■ **Objective**: Each record below should be repeated precisely as written.

■ **Information provided**:

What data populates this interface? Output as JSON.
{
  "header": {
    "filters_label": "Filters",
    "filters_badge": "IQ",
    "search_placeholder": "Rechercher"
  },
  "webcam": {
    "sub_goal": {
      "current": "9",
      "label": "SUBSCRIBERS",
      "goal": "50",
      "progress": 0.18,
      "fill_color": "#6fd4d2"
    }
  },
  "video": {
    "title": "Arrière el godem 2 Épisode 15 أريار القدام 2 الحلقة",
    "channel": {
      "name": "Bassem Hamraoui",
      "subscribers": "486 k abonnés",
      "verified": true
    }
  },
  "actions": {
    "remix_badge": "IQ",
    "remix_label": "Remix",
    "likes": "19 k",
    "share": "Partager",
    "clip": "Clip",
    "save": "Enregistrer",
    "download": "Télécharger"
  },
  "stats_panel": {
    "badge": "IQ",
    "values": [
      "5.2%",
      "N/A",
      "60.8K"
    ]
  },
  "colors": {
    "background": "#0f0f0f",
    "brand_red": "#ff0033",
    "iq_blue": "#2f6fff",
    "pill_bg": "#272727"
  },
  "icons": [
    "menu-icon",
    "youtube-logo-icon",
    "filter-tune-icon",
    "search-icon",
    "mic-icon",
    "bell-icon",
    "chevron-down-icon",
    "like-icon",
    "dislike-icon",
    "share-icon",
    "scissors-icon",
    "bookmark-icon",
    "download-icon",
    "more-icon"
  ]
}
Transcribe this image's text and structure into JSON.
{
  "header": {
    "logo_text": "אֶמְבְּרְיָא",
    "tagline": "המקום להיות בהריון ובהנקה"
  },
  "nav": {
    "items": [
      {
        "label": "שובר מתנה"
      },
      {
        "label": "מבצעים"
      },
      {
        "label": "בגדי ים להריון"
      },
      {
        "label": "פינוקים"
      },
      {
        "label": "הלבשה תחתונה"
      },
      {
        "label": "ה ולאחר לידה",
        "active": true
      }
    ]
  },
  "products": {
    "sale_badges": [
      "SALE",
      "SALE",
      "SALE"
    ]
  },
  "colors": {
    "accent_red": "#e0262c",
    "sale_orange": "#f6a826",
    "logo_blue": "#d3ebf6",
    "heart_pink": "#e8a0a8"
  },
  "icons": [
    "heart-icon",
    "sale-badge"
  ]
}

■ **Finished answer**:
What data populates this interface? Output as JSON.
{
  "header": {
    "filters_label": "Filters",
    "filters_badge": "IQ",
    "search_placeholder": "Rechercher"
  },
  "webcam": {
    "sub_goal": {
      "current": "9",
      "label": "SUBSCRIBERS",
      "goal": "50",
      "progress": 0.18,
      "fill_color": "#6fd4d2"
    }
  },
  "video": {
    "title": "Arrière el godem 2 Épisode 15 أريار القدام 2 الحلقة",
    "channel": {
      "name": "Bassem Hamraoui",
      "subscribers": "486 k abonnés",
      "verified": true
    }
  },
  "actions": {
    "remix_badge": "IQ",
    "remix_label": "Remix",
    "likes": "19 k",
    "share": "Partager",
    "clip": "Clip",
    "save": "Enregistrer",
    "download": "Télécharger"
  },
  "stats_panel": {
    "badge": "IQ",
    "values": [
      "5.2%",
      "N/A",
      "60.8K"
    ]
  },
  "colors": {
    "background": "#0f0f0f",
    "brand_red": "#ff0033",
    "iq_blue": "#2f6fff",
    "pill_bg": "#272727"
  },
  "icons": [
    "menu-icon",
    "youtube-logo-icon",
    "filter-tune-icon",
    "search-icon",
    "mic-icon",
    "bell-icon",
    "chevron-down-icon",
    "like-icon",
    "dislike-icon",
    "share-icon",
    "scissors-icon",
    "bookmark-icon",
    "download-icon",
    "more-icon"
  ]
}
Transcribe this image's text and structure into JSON.
{
  "header": {
    "logo_text": "אֶמְבְּרְיָא",
    "tagline": "המקום להיות בהריון ובהנקה"
  },
  "nav": {
    "items": [
      {
        "label": "שובר מתנה"
      },
      {
        "label": "מבצעים"
      },
      {
        "label": "בגדי ים להריון"
      },
      {
        "label": "פינוקים"
      },
      {
        "label": "הלבשה תחתונה"
      },
      {
        "label": "ה ולאחר לידה",
        "active": true
      }
    ]
  },
  "products": {
    "sale_badges": [
      "SALE",
      "SALE",
      "SALE"
    ]
  },
  "colors": {
    "accent_red": "#e0262c",
    "sale_orange": "#f6a826",
    "logo_blue": "#d3ebf6",
    "heart_pink": "#e8a0a8"
  },
  "icons": [
    "heart-icon",
    "sale-badge"
  ]
}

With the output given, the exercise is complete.